What is expected:
Copy every line of the entries that includes the word "grid".

(Records that describe figures)
╔══

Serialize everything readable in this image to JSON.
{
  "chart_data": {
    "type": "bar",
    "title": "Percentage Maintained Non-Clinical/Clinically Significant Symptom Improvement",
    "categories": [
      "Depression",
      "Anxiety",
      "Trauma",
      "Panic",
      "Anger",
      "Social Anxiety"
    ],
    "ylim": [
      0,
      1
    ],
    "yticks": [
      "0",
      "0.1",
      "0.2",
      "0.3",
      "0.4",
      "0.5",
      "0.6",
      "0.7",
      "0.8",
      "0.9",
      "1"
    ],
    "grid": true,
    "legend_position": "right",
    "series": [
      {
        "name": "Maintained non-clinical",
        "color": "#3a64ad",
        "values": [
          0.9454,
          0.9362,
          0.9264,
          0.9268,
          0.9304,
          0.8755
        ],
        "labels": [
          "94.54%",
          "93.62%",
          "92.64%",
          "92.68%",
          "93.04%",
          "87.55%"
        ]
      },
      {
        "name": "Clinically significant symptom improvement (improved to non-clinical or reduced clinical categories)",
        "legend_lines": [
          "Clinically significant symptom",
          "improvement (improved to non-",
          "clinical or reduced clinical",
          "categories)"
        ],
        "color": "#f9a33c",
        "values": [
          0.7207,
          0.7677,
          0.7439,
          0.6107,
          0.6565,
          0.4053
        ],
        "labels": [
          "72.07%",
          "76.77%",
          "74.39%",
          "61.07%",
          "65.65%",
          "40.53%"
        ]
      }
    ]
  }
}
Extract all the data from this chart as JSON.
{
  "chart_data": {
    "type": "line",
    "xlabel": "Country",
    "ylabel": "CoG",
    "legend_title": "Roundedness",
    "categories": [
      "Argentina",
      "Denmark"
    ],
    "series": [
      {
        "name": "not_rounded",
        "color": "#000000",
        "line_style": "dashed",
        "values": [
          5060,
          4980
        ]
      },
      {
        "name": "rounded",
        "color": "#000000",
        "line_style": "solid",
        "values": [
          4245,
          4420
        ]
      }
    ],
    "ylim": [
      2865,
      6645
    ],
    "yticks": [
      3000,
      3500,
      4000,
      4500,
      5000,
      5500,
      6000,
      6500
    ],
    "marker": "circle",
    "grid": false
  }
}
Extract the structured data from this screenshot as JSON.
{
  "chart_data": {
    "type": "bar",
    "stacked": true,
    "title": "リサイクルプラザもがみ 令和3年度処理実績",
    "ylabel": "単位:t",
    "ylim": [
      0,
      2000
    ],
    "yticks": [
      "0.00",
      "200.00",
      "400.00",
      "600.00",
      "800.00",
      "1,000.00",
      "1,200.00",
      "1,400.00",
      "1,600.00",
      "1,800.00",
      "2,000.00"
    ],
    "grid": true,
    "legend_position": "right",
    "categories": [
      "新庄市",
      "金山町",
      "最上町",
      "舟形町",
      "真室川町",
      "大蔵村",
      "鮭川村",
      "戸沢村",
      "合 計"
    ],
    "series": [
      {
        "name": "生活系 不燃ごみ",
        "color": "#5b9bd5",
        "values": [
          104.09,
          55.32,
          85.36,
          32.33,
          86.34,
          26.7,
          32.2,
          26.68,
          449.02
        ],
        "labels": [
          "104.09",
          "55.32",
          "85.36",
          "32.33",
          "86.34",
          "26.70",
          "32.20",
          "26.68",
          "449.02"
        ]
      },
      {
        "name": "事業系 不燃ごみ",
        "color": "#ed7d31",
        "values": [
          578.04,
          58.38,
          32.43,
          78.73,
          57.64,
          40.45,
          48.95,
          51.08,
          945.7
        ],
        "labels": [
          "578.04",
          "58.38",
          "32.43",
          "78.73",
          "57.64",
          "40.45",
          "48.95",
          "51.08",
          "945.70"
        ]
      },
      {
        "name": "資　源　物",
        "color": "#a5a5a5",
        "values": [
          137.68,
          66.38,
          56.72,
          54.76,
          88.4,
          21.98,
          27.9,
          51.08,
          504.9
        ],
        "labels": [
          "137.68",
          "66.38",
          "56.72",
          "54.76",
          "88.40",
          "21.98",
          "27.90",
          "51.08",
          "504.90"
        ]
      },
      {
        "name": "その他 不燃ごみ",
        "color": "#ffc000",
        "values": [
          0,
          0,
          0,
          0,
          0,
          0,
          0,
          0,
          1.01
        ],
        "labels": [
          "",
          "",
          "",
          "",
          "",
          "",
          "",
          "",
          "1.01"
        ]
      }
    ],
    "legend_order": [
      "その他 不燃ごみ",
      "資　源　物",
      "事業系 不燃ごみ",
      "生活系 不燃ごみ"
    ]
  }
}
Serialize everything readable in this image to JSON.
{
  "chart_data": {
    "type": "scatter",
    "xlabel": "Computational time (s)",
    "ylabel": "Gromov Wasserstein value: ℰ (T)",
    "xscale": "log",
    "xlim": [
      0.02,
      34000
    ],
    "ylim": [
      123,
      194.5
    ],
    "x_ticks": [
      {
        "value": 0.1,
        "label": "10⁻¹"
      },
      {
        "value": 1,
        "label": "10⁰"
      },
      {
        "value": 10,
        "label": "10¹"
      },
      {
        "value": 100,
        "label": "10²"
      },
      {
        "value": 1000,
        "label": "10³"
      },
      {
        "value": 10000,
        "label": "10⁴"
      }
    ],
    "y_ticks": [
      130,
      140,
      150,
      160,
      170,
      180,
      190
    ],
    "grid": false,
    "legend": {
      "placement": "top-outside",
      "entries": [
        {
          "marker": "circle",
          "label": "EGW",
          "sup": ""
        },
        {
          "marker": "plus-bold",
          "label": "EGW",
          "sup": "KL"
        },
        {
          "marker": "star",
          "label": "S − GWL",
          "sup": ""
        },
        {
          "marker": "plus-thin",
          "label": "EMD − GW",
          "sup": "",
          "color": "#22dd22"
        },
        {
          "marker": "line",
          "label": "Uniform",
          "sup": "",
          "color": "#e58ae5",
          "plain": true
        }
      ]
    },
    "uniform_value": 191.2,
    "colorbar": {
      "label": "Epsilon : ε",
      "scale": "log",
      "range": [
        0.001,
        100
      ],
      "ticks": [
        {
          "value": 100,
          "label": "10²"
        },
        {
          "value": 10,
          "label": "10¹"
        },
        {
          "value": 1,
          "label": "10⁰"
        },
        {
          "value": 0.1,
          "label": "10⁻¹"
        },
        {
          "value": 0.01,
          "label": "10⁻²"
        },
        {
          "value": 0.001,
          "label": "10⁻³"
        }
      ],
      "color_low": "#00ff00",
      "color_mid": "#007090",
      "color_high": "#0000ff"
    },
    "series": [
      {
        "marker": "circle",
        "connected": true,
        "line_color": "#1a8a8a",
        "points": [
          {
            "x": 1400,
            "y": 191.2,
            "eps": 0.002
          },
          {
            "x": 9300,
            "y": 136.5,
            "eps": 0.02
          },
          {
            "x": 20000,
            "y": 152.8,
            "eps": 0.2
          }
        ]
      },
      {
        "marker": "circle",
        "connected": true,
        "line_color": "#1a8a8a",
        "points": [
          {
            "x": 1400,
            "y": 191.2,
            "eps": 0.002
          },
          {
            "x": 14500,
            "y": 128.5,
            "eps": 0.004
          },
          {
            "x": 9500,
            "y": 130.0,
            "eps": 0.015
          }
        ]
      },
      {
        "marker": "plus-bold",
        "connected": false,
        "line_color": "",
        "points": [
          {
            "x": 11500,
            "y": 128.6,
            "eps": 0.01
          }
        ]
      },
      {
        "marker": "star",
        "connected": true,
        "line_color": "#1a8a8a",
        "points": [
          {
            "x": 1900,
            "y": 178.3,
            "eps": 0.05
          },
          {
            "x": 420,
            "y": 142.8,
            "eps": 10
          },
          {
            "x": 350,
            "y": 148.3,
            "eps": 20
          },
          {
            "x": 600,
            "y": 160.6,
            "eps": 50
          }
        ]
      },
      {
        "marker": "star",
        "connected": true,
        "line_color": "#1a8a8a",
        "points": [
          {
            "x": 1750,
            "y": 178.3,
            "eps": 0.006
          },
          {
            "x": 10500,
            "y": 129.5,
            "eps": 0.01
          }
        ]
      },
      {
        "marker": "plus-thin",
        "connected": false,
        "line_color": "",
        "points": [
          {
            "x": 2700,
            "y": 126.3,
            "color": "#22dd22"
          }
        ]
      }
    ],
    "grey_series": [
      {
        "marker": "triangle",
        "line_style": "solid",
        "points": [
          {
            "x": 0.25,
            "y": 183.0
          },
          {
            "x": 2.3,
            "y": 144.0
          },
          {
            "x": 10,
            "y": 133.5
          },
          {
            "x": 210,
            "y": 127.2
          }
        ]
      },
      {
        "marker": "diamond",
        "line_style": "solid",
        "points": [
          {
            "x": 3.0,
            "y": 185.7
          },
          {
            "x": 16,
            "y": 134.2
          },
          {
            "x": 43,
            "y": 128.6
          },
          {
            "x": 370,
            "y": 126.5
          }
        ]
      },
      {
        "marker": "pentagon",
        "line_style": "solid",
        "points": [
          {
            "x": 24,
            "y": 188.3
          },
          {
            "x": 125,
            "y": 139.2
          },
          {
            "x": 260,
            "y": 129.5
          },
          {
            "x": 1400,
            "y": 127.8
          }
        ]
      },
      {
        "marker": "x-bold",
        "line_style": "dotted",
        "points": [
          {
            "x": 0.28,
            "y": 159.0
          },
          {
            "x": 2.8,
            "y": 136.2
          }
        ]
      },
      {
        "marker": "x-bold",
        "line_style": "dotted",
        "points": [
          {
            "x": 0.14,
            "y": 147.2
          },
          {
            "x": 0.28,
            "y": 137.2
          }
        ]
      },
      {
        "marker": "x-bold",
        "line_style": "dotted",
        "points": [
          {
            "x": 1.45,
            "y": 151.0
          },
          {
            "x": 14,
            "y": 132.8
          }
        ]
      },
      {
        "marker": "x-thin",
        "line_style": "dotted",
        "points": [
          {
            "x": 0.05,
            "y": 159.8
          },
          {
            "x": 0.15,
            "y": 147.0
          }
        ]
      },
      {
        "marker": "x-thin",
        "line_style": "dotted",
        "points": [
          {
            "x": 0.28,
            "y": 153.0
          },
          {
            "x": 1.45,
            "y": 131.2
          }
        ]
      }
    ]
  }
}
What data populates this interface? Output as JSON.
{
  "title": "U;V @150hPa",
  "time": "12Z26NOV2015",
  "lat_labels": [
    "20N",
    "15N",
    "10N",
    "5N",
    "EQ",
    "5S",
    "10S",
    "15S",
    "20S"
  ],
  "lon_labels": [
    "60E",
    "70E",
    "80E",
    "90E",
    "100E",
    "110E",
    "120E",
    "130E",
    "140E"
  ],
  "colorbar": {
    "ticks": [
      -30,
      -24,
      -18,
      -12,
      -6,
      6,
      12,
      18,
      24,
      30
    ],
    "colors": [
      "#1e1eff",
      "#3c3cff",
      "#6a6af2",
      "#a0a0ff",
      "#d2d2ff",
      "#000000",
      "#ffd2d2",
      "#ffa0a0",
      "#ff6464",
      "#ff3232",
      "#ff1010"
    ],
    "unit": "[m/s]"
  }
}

╚══

Correct response:
    "grid": true,
    "grid": false
    "grid": true,
    "grid": false,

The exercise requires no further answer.